Written problem:
Without the pictures, return each record as it appears.

Information given:
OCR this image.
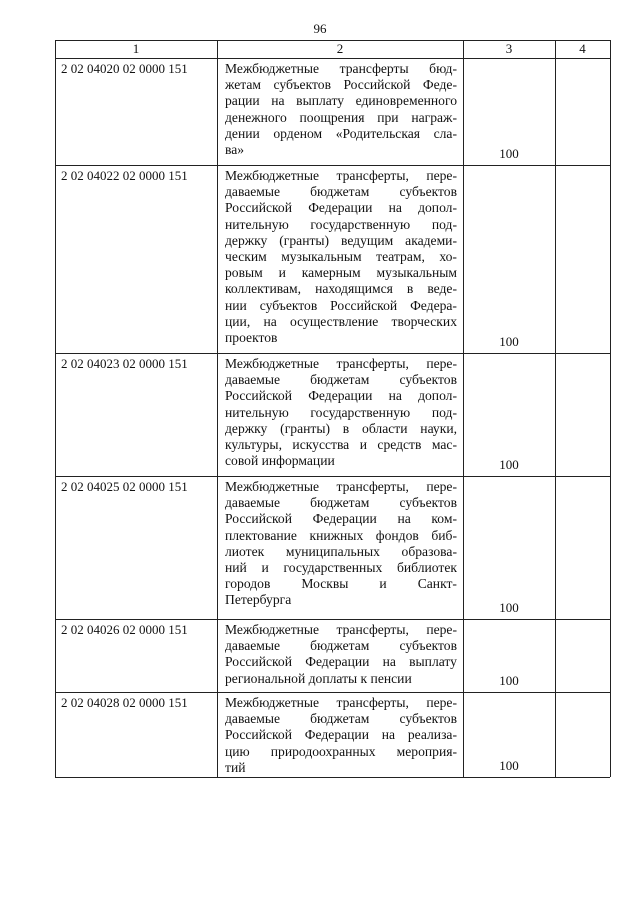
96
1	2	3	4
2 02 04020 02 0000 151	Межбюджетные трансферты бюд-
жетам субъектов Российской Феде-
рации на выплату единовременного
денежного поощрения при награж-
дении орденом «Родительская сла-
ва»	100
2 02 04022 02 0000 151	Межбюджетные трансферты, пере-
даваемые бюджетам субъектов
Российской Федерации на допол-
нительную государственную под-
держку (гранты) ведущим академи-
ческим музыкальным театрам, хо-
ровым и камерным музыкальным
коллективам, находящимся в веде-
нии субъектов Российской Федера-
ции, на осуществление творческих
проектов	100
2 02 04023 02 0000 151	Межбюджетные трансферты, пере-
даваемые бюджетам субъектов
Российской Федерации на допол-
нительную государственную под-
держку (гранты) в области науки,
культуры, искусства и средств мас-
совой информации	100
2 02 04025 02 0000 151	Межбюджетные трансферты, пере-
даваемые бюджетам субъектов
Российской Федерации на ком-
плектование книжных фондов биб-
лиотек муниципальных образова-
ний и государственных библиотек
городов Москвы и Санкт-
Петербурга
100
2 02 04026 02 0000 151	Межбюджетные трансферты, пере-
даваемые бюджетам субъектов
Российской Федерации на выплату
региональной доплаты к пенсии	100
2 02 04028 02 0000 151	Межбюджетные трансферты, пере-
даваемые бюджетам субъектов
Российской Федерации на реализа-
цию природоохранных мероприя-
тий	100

Response:
OCR this image.
96
1	2	3	4
2 02 04020 02 0000 151	Межбюджетные трансферты бюд-
жетам субъектов Российской Феде-
рации на выплату единовременного
денежного поощрения при награж-
дении орденом «Родительская сла-
ва»	100
2 02 04022 02 0000 151	Межбюджетные трансферты, пере-
даваемые бюджетам субъектов
Российской Федерации на допол-
нительную государственную под-
держку (гранты) ведущим академи-
ческим музыкальным театрам, хо-
ровым и камерным музыкальным
коллективам, находящимся в веде-
нии субъектов Российской Федера-
ции, на осуществление творческих
проектов	100
2 02 04023 02 0000 151	Межбюджетные трансферты, пере-
даваемые бюджетам субъектов
Российской Федерации на допол-
нительную государственную под-
держку (гранты) в области науки,
культуры, искусства и средств мас-
совой информации	100
2 02 04025 02 0000 151	Межбюджетные трансферты, пере-
даваемые бюджетам субъектов
Российской Федерации на ком-
плектование книжных фондов биб-
лиотек муниципальных образова-
ний и государственных библиотек
городов Москвы и Санкт-
Петербурга
100
2 02 04026 02 0000 151	Межбюджетные трансферты, пере-
даваемые бюджетам субъектов
Российской Федерации на выплату
региональной доплаты к пенсии	100
2 02 04028 02 0000 151	Межбюджетные трансферты, пере-
даваемые бюджетам субъектов
Российской Федерации на реализа-
цию природоохранных мероприя-
тий	100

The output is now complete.